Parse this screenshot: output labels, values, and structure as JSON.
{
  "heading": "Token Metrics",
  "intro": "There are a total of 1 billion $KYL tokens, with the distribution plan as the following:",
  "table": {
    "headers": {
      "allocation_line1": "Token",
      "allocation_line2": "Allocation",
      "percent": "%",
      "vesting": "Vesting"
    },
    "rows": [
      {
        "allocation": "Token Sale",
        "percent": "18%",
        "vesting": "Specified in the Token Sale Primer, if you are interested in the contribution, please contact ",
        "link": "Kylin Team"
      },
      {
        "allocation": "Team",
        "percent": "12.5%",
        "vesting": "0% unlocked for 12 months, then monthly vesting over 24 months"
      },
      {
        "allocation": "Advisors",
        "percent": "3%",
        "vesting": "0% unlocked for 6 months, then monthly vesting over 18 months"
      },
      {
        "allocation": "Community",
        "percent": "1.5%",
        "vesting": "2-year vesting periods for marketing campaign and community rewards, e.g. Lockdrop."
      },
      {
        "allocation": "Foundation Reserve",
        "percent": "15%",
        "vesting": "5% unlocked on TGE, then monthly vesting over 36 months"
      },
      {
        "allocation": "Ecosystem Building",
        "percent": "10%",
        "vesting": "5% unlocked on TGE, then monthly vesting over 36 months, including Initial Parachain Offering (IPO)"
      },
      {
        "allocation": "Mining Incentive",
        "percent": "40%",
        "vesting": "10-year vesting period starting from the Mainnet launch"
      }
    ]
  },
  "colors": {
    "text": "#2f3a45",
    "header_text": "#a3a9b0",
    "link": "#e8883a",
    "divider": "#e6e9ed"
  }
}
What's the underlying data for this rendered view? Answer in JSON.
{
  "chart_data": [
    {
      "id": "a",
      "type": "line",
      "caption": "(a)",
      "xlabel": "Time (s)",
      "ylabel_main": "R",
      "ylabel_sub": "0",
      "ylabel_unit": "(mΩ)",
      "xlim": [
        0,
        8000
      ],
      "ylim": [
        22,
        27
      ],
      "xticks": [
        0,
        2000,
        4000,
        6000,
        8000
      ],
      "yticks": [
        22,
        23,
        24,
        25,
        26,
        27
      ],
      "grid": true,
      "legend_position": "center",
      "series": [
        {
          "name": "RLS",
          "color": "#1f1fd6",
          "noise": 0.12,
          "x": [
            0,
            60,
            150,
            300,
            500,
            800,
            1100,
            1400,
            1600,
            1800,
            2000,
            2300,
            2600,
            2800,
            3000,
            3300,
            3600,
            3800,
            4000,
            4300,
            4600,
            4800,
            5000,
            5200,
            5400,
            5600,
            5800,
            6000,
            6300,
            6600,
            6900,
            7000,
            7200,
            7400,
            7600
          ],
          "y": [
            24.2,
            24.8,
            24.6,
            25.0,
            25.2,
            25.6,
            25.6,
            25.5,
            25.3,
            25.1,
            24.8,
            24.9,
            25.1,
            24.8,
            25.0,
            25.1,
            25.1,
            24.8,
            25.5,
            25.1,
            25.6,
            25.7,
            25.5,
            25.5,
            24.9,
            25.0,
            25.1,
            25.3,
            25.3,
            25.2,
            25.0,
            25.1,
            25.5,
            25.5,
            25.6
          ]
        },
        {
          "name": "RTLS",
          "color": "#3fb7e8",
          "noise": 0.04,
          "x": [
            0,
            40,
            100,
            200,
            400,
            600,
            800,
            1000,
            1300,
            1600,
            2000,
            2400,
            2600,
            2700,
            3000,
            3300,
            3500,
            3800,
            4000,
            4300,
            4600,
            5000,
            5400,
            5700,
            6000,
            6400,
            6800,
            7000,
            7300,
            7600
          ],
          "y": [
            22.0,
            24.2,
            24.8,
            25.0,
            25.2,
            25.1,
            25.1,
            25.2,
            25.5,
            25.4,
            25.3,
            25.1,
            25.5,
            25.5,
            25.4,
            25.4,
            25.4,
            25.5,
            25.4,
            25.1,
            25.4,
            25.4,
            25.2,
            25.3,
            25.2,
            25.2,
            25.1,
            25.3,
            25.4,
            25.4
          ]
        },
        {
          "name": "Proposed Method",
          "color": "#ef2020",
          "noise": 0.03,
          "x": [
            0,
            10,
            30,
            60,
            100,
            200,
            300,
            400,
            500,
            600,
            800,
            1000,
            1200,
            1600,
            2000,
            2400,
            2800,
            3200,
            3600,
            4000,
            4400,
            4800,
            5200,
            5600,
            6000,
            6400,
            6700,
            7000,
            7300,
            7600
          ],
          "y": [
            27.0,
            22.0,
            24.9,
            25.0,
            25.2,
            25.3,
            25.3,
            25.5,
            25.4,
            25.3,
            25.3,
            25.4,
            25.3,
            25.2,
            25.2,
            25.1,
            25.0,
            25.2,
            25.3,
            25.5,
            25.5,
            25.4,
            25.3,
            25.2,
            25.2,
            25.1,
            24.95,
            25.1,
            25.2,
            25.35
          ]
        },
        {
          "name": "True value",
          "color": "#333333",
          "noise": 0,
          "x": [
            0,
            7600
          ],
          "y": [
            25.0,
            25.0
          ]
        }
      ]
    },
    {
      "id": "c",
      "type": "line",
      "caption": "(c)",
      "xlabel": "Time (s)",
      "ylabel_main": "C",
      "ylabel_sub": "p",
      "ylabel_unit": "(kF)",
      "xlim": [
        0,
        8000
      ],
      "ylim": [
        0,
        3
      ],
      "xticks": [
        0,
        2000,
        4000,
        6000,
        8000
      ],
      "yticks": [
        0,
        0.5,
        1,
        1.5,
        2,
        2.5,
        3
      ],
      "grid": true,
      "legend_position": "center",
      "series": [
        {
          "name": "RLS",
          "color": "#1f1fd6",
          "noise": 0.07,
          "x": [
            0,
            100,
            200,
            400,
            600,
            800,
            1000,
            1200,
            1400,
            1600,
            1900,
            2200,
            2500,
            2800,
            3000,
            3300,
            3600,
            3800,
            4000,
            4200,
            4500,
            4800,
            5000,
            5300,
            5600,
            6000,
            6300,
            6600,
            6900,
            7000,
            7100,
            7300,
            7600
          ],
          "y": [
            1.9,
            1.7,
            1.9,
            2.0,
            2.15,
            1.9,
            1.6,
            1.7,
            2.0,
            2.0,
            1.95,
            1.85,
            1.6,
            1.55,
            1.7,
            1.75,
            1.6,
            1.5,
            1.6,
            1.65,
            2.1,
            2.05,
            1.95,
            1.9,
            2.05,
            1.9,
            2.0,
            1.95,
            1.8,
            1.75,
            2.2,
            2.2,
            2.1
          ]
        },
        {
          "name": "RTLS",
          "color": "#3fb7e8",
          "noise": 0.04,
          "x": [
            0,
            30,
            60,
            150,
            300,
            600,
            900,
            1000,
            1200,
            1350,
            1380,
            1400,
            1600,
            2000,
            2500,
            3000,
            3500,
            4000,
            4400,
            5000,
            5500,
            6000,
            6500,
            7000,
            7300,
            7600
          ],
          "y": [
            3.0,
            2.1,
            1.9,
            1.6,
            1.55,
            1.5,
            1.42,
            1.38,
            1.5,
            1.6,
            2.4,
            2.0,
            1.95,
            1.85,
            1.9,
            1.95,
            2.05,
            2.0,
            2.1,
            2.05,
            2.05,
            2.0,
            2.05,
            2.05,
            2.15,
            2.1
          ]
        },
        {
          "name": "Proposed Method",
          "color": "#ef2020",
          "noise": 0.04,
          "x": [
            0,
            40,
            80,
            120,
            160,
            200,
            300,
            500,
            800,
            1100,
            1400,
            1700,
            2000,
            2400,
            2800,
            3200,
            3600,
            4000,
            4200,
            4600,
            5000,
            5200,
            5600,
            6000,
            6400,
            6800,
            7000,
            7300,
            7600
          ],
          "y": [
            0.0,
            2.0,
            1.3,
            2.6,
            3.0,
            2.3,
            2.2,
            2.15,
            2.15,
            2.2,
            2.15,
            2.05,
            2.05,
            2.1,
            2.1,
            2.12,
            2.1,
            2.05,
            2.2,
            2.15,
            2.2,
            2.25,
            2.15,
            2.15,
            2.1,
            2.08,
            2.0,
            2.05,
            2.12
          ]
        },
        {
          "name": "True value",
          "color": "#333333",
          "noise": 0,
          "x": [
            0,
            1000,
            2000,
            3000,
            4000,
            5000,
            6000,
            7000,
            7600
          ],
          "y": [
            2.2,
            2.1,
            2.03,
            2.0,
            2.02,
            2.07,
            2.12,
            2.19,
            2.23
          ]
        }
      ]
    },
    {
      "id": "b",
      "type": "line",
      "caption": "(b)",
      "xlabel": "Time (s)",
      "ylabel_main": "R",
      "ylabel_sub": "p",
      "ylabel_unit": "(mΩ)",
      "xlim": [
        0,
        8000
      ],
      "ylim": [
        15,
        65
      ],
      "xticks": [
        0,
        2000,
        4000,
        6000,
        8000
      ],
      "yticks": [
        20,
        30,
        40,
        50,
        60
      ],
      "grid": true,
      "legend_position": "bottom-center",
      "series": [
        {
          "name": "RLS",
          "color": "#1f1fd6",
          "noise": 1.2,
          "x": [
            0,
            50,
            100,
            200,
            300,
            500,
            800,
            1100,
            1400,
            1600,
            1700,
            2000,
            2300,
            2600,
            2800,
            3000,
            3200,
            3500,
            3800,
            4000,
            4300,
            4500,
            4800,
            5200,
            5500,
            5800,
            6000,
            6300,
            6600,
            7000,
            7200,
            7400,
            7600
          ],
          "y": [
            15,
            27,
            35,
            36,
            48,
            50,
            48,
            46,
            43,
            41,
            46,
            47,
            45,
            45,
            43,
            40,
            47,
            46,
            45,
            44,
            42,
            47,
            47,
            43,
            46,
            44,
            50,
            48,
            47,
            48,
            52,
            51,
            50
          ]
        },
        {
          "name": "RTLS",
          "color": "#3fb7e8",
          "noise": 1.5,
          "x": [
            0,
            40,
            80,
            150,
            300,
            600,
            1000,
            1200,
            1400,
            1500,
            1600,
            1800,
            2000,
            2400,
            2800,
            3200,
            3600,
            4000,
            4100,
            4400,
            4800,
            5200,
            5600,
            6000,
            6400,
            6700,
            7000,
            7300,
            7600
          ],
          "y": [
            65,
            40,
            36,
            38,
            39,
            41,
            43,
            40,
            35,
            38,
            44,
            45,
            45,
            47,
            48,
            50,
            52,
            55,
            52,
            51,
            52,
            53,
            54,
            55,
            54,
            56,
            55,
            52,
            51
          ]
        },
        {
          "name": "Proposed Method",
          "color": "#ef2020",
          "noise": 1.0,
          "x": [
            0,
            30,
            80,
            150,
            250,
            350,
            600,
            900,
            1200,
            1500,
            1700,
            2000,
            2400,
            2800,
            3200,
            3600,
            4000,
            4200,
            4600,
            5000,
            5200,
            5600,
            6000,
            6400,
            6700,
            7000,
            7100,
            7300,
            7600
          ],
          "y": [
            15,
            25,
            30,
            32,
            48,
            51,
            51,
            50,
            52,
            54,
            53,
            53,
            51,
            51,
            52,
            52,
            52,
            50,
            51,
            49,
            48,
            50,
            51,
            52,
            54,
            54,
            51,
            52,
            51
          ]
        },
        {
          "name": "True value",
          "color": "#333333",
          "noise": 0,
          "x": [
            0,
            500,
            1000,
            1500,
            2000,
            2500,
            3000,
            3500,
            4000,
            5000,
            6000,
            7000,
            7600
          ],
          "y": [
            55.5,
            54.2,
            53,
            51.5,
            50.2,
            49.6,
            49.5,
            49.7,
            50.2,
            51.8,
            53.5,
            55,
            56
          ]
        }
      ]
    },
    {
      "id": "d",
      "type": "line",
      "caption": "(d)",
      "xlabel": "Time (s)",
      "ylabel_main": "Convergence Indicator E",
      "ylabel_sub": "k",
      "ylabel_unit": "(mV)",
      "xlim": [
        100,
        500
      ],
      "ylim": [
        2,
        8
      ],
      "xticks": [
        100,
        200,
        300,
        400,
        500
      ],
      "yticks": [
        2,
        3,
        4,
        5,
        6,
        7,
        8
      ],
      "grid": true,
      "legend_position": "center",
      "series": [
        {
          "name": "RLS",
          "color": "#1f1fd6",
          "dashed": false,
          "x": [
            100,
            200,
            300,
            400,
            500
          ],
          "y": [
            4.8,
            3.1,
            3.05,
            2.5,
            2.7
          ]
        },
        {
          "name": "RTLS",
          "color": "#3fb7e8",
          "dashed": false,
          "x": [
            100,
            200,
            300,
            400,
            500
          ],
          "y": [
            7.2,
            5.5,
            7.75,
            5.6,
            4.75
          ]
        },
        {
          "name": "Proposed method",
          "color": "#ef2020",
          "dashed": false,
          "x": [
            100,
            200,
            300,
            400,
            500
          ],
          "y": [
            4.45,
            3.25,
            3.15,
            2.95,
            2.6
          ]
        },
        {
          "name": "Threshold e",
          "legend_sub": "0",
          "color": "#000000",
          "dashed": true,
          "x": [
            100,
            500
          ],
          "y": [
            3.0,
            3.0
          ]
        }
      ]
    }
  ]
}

+ + + +

Gather up the lines that contain the word "months".

        "vesting": "0% unlocked for 12 months, then monthly vesting over 24 months"
        "vesting": "0% unlocked for 6 months, then monthly vesting over 18 months"
        "vesting": "5% unlocked on TGE, then monthly vesting over 36 months"
        "vesting": "5% unlocked on TGE, then monthly vesting over 36 months, including Initial Parachain Offering (IPO)"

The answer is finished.